Start of Stored records

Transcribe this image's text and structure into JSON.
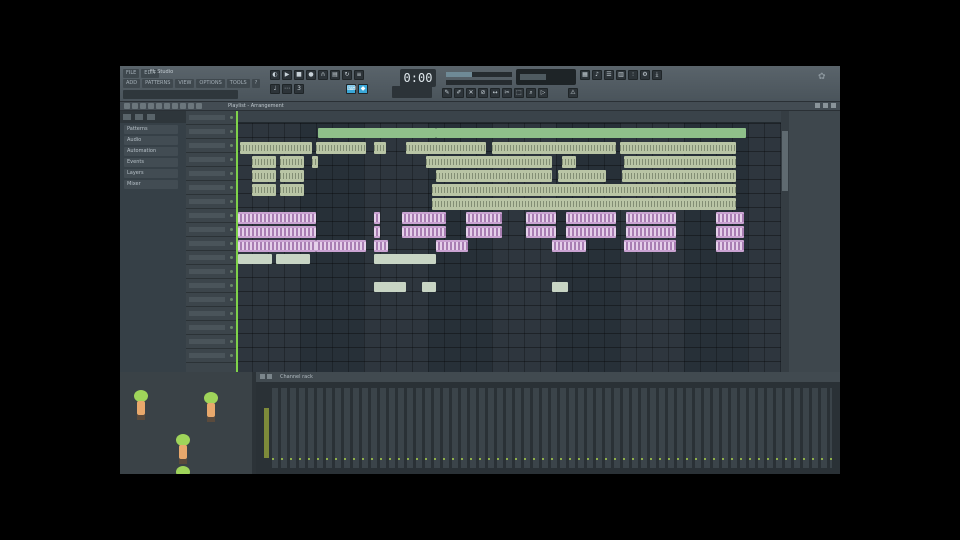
{
  "toolbar": {
    "title": "FL Studio",
    "menus": [
      "FILE",
      "EDIT",
      "ADD",
      "PATTERNS",
      "VIEW",
      "OPTIONS",
      "TOOLS",
      "?"
    ],
    "hint": "",
    "time": "0:00",
    "tempo": "",
    "news": "",
    "transport_icons": [
      "pattern-song-toggle",
      "play-icon",
      "stop-icon",
      "record-icon"
    ]
  },
  "playlist": {
    "title": "Playlist - Arrangement",
    "picker_items": [
      "Patterns",
      "Audio",
      "Automation",
      "Events",
      "Layers",
      "Mixer"
    ]
  },
  "mixer": {
    "labels": [
      "",
      "",
      "",
      "",
      "",
      "",
      ""
    ]
  },
  "channel_rack": {
    "title": "Channel rack"
  },
  "colors": {
    "playhead": "#7fd24a",
    "pattern_clip": "#b9c5a5",
    "audio_clip": "#caa3d2",
    "automation_clip": "#8fc08a",
    "accent_blue": "#3aa7d8"
  }
}
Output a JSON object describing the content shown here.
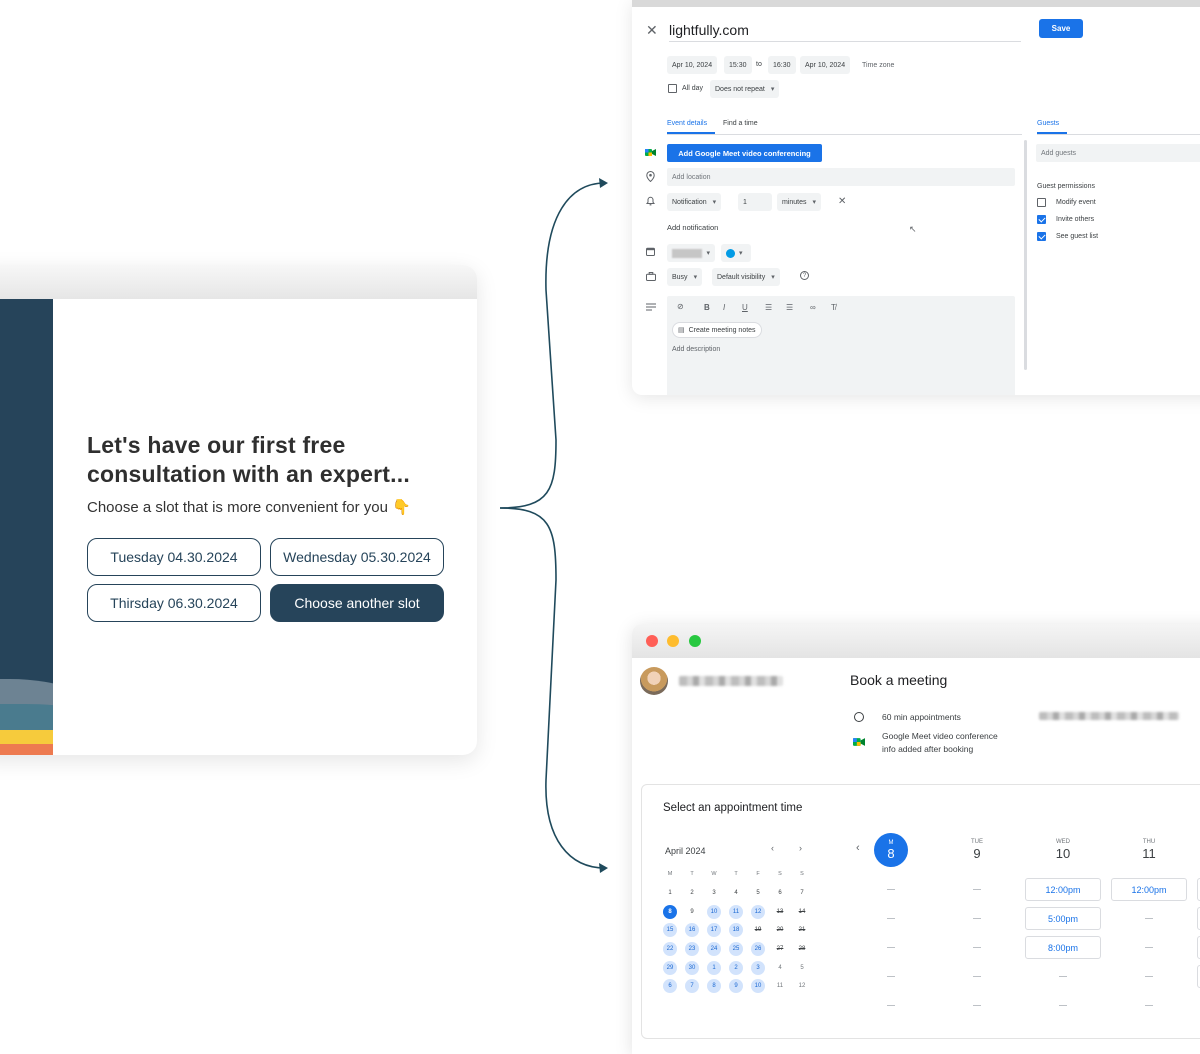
{
  "consult": {
    "title": "Let's have our first free consultation with an expert...",
    "subtitle": "Choose a slot that is more convenient for you 👇",
    "slots": [
      "Tuesday 04.30.2024",
      "Wednesday 05.30.2024",
      "Thirsday 06.30.2024"
    ],
    "other_slot": "Choose another slot",
    "colors": {
      "primary": "#26445a",
      "accent_yellow": "#f6cb3c",
      "accent_orange": "#ed7a50"
    }
  },
  "editor": {
    "title": "lightfully.com",
    "save": "Save",
    "start_date": "Apr 10, 2024",
    "start_time": "15:30",
    "to": "to",
    "end_time": "16:30",
    "end_date": "Apr 10, 2024",
    "time_zone": "Time zone",
    "all_day": "All day",
    "repeat": "Does not repeat",
    "tab_details": "Event details",
    "tab_find": "Find a time",
    "tab_guests": "Guests",
    "meet_button": "Add Google Meet video conferencing",
    "add_location": "Add location",
    "notification": "Notification",
    "notif_value": "1",
    "notif_unit": "minutes",
    "add_notification": "Add notification",
    "busy": "Busy",
    "visibility": "Default visibility",
    "create_notes": "Create meeting notes",
    "add_description": "Add description",
    "add_guests": "Add guests",
    "guest_permissions": "Guest permissions",
    "perm_modify": "Modify event",
    "perm_invite": "Invite others",
    "perm_see": "See guest list",
    "accent": "#1a73e8"
  },
  "booking": {
    "title": "Book a meeting",
    "duration": "60 min appointments",
    "meet_info_1": "Google Meet video conference",
    "meet_info_2": "info added after booking",
    "panel_title": "Select an appointment time",
    "month": "April 2024",
    "weekdays": [
      "M",
      "T",
      "W",
      "T",
      "F",
      "S",
      "S"
    ],
    "calendar": [
      [
        "1",
        "2",
        "3",
        "4",
        "5",
        "6",
        "7"
      ],
      [
        "8",
        "9",
        "10",
        "11",
        "12",
        "13",
        "14"
      ],
      [
        "15",
        "16",
        "17",
        "18",
        "19",
        "20",
        "21"
      ],
      [
        "22",
        "23",
        "24",
        "25",
        "26",
        "27",
        "28"
      ],
      [
        "29",
        "30",
        "1",
        "2",
        "3",
        "4",
        "5"
      ],
      [
        "6",
        "7",
        "8",
        "9",
        "10",
        "11",
        "12"
      ]
    ],
    "selected_day": "8",
    "days": [
      {
        "name": "M",
        "num": "8"
      },
      {
        "name": "TUE",
        "num": "9"
      },
      {
        "name": "WED",
        "num": "10"
      },
      {
        "name": "THU",
        "num": "11"
      }
    ],
    "wed_slots": [
      "12:00pm",
      "5:00pm",
      "8:00pm"
    ],
    "thu_slots": [
      "12:00pm"
    ]
  }
}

End of Stored records

• **Task statement**:
Without the pictures, repeat the listing above exactly.

• **Task result**:
Transcribe this image's text and structure into JSON.
{
  "toolbar": {
    "title": "FL Studio",
    "menus": [
      "FILE",
      "EDIT",
      "ADD",
      "PATTERNS",
      "VIEW",
      "OPTIONS",
      "TOOLS",
      "?"
    ],
    "hint": "",
    "time": "0:00",
    "tempo": "",
    "news": "",
    "transport_icons": [
      "pattern-song-toggle",
      "play-icon",
      "stop-icon",
      "record-icon"
    ]
  },
  "playlist": {
    "title": "Playlist - Arrangement",
    "picker_items": [
      "Patterns",
      "Audio",
      "Automation",
      "Events",
      "Layers",
      "Mixer"
    ]
  },
  "mixer": {
    "labels": [
      "",
      "",
      "",
      "",
      "",
      "",
      ""
    ]
  },
  "channel_rack": {
    "title": "Channel rack"
  },
  "colors": {
    "playhead": "#7fd24a",
    "pattern_clip": "#b9c5a5",
    "audio_clip": "#caa3d2",
    "automation_clip": "#8fc08a",
    "accent_blue": "#3aa7d8"
  }
}
Output a JSON object describing the content shown here.
{
  "consult": {
    "title": "Let's have our first free consultation with an expert...",
    "subtitle": "Choose a slot that is more convenient for you 👇",
    "slots": [
      "Tuesday 04.30.2024",
      "Wednesday 05.30.2024",
      "Thirsday 06.30.2024"
    ],
    "other_slot": "Choose another slot",
    "colors": {
      "primary": "#26445a",
      "accent_yellow": "#f6cb3c",
      "accent_orange": "#ed7a50"
    }
  },
  "editor": {
    "title": "lightfully.com",
    "save": "Save",
    "start_date": "Apr 10, 2024",
    "start_time": "15:30",
    "to": "to",
    "end_time": "16:30",
    "end_date": "Apr 10, 2024",
    "time_zone": "Time zone",
    "all_day": "All day",
    "repeat": "Does not repeat",
    "tab_details": "Event details",
    "tab_find": "Find a time",
    "tab_guests": "Guests",
    "meet_button": "Add Google Meet video conferencing",
    "add_location": "Add location",
    "notification": "Notification",
    "notif_value": "1",
    "notif_unit": "minutes",
    "add_notification": "Add notification",
    "busy": "Busy",
    "visibility": "Default visibility",
    "create_notes": "Create meeting notes",
    "add_description": "Add description",
    "add_guests": "Add guests",
    "guest_permissions": "Guest permissions",
    "perm_modify": "Modify event",
    "perm_invite": "Invite others",
    "perm_see": "See guest list",
    "accent": "#1a73e8"
  },
  "booking": {
    "title": "Book a meeting",
    "duration": "60 min appointments",
    "meet_info_1": "Google Meet video conference",
    "meet_info_2": "info added after booking",
    "panel_title": "Select an appointment time",
    "month": "April 2024",
    "weekdays": [
      "M",
      "T",
      "W",
      "T",
      "F",
      "S",
      "S"
    ],
    "calendar": [
      [
        "1",
        "2",
        "3",
        "4",
        "5",
        "6",
        "7"
      ],
      [
        "8",
        "9",
        "10",
        "11",
        "12",
        "13",
        "14"
      ],
      [
        "15",
        "16",
        "17",
        "18",
        "19",
        "20",
        "21"
      ],
      [
        "22",
        "23",
        "24",
        "25",
        "26",
        "27",
        "28"
      ],
      [
        "29",
        "30",
        "1",
        "2",
        "3",
        "4",
        "5"
      ],
      [
        "6",
        "7",
        "8",
        "9",
        "10",
        "11",
        "12"
      ]
    ],
    "selected_day": "8",
    "days": [
      {
        "name": "M",
        "num": "8"
      },
      {
        "name": "TUE",
        "num": "9"
      },
      {
        "name": "WED",
        "num": "10"
      },
      {
        "name": "THU",
        "num": "11"
      }
    ],
    "wed_slots": [
      "12:00pm",
      "5:00pm",
      "8:00pm"
    ],
    "thu_slots": [
      "12:00pm"
    ]
  }
}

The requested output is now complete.